◆ GOAL ◆
Repeat every line below exactly, word for word.

===== PROVIDED RECORDS

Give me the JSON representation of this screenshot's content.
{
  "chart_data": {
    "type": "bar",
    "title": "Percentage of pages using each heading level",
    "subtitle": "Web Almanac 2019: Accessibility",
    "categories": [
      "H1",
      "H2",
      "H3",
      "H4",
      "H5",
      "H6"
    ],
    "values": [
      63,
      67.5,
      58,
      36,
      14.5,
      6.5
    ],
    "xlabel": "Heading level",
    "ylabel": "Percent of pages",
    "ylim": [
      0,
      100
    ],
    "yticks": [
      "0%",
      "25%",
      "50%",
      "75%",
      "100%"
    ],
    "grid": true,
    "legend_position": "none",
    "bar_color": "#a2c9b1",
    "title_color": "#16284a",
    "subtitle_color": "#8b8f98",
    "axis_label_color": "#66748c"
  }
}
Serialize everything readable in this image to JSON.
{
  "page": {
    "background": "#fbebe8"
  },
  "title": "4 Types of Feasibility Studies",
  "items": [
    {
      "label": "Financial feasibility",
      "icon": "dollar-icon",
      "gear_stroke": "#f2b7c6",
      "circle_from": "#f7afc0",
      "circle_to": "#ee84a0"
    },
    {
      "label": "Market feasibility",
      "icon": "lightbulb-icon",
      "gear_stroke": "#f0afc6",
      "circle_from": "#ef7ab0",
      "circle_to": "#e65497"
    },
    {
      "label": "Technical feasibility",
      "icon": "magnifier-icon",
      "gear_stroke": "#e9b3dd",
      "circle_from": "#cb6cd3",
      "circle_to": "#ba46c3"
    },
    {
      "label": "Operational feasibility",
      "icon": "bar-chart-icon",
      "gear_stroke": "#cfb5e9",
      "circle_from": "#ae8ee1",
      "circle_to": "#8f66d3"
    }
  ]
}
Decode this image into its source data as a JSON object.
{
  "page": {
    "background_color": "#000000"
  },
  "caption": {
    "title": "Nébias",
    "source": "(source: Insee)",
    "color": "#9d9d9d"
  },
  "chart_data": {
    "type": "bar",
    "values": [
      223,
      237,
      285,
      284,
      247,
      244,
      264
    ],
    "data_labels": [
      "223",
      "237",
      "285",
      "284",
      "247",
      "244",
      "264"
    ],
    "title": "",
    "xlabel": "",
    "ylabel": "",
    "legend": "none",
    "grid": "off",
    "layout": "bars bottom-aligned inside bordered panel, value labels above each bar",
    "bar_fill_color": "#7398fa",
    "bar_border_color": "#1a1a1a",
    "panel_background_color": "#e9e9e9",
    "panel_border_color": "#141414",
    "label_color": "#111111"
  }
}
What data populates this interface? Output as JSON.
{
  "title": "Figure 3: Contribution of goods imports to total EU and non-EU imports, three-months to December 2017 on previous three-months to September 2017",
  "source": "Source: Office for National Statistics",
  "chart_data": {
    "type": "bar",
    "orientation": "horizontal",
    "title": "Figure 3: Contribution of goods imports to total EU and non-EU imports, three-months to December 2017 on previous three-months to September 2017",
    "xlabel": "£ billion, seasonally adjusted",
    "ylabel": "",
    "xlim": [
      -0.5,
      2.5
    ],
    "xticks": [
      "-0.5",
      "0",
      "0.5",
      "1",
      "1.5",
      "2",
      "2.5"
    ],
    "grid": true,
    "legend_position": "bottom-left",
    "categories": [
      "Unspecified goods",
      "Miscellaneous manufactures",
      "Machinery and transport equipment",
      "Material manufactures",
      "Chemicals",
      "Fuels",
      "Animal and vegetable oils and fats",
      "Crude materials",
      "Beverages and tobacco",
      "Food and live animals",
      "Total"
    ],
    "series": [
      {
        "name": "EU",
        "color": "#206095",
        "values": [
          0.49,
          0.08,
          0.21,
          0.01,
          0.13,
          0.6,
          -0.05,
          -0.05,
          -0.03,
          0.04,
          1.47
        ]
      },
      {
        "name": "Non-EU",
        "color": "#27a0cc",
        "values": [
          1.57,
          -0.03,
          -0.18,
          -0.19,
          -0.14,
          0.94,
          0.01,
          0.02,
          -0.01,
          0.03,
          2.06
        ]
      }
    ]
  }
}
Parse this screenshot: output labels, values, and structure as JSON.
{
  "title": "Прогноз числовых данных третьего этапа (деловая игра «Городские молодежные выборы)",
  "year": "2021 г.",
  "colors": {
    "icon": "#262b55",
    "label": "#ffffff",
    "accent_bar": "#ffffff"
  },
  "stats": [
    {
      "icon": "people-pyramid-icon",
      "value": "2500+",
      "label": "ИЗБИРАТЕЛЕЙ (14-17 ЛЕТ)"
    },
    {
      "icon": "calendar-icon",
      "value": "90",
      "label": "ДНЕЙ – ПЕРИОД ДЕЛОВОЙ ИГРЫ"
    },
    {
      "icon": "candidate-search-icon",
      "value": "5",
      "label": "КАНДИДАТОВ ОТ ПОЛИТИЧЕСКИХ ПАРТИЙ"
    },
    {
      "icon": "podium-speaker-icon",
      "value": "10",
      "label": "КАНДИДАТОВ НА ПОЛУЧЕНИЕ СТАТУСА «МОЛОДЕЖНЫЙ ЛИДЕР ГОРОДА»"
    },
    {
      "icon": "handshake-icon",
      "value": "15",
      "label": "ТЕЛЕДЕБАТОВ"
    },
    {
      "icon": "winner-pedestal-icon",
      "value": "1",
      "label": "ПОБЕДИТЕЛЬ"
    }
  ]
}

==========

◆ ANSWER FOR THE TASK ◆
Give me the JSON representation of this screenshot's content.
{
  "chart_data": {
    "type": "bar",
    "title": "Percentage of pages using each heading level",
    "subtitle": "Web Almanac 2019: Accessibility",
    "categories": [
      "H1",
      "H2",
      "H3",
      "H4",
      "H5",
      "H6"
    ],
    "values": [
      63,
      67.5,
      58,
      36,
      14.5,
      6.5
    ],
    "xlabel": "Heading level",
    "ylabel": "Percent of pages",
    "ylim": [
      0,
      100
    ],
    "yticks": [
      "0%",
      "25%",
      "50%",
      "75%",
      "100%"
    ],
    "grid": true,
    "legend_position": "none",
    "bar_color": "#a2c9b1",
    "title_color": "#16284a",
    "subtitle_color": "#8b8f98",
    "axis_label_color": "#66748c"
  }
}
Serialize everything readable in this image to JSON.
{
  "page": {
    "background": "#fbebe8"
  },
  "title": "4 Types of Feasibility Studies",
  "items": [
    {
      "label": "Financial feasibility",
      "icon": "dollar-icon",
      "gear_stroke": "#f2b7c6",
      "circle_from": "#f7afc0",
      "circle_to": "#ee84a0"
    },
    {
      "label": "Market feasibility",
      "icon": "lightbulb-icon",
      "gear_stroke": "#f0afc6",
      "circle_from": "#ef7ab0",
      "circle_to": "#e65497"
    },
    {
      "label": "Technical feasibility",
      "icon": "magnifier-icon",
      "gear_stroke": "#e9b3dd",
      "circle_from": "#cb6cd3",
      "circle_to": "#ba46c3"
    },
    {
      "label": "Operational feasibility",
      "icon": "bar-chart-icon",
      "gear_stroke": "#cfb5e9",
      "circle_from": "#ae8ee1",
      "circle_to": "#8f66d3"
    }
  ]
}
Decode this image into its source data as a JSON object.
{
  "page": {
    "background_color": "#000000"
  },
  "caption": {
    "title": "Nébias",
    "source": "(source: Insee)",
    "color": "#9d9d9d"
  },
  "chart_data": {
    "type": "bar",
    "values": [
      223,
      237,
      285,
      284,
      247,
      244,
      264
    ],
    "data_labels": [
      "223",
      "237",
      "285",
      "284",
      "247",
      "244",
      "264"
    ],
    "title": "",
    "xlabel": "",
    "ylabel": "",
    "legend": "none",
    "grid": "off",
    "layout": "bars bottom-aligned inside bordered panel, value labels above each bar",
    "bar_fill_color": "#7398fa",
    "bar_border_color": "#1a1a1a",
    "panel_background_color": "#e9e9e9",
    "panel_border_color": "#141414",
    "label_color": "#111111"
  }
}
What data populates this interface? Output as JSON.
{
  "title": "Figure 3: Contribution of goods imports to total EU and non-EU imports, three-months to December 2017 on previous three-months to September 2017",
  "source": "Source: Office for National Statistics",
  "chart_data": {
    "type": "bar",
    "orientation": "horizontal",
    "title": "Figure 3: Contribution of goods imports to total EU and non-EU imports, three-months to December 2017 on previous three-months to September 2017",
    "xlabel": "£ billion, seasonally adjusted",
    "ylabel": "",
    "xlim": [
      -0.5,
      2.5
    ],
    "xticks": [
      "-0.5",
      "0",
      "0.5",
      "1",
      "1.5",
      "2",
      "2.5"
    ],
    "grid": true,
    "legend_position": "bottom-left",
    "categories": [
      "Unspecified goods",
      "Miscellaneous manufactures",
      "Machinery and transport equipment",
      "Material manufactures",
      "Chemicals",
      "Fuels",
      "Animal and vegetable oils and fats",
      "Crude materials",
      "Beverages and tobacco",
      "Food and live animals",
      "Total"
    ],
    "series": [
      {
        "name": "EU",
        "color": "#206095",
        "values": [
          0.49,
          0.08,
          0.21,
          0.01,
          0.13,
          0.6,
          -0.05,
          -0.05,
          -0.03,
          0.04,
          1.47
        ]
      },
      {
        "name": "Non-EU",
        "color": "#27a0cc",
        "values": [
          1.57,
          -0.03,
          -0.18,
          -0.19,
          -0.14,
          0.94,
          0.01,
          0.02,
          -0.01,
          0.03,
          2.06
        ]
      }
    ]
  }
}
Parse this screenshot: output labels, values, and structure as JSON.
{
  "title": "Прогноз числовых данных третьего этапа (деловая игра «Городские молодежные выборы)",
  "year": "2021 г.",
  "colors": {
    "icon": "#262b55",
    "label": "#ffffff",
    "accent_bar": "#ffffff"
  },
  "stats": [
    {
      "icon": "people-pyramid-icon",
      "value": "2500+",
      "label": "ИЗБИРАТЕЛЕЙ (14-17 ЛЕТ)"
    },
    {
      "icon": "calendar-icon",
      "value": "90",
      "label": "ДНЕЙ – ПЕРИОД ДЕЛОВОЙ ИГРЫ"
    },
    {
      "icon": "candidate-search-icon",
      "value": "5",
      "label": "КАНДИДАТОВ ОТ ПОЛИТИЧЕСКИХ ПАРТИЙ"
    },
    {
      "icon": "podium-speaker-icon",
      "value": "10",
      "label": "КАНДИДАТОВ НА ПОЛУЧЕНИЕ СТАТУСА «МОЛОДЕЖНЫЙ ЛИДЕР ГОРОДА»"
    },
    {
      "icon": "handshake-icon",
      "value": "15",
      "label": "ТЕЛЕДЕБАТОВ"
    },
    {
      "icon": "winner-pedestal-icon",
      "value": "1",
      "label": "ПОБЕДИТЕЛЬ"
    }
  ]
}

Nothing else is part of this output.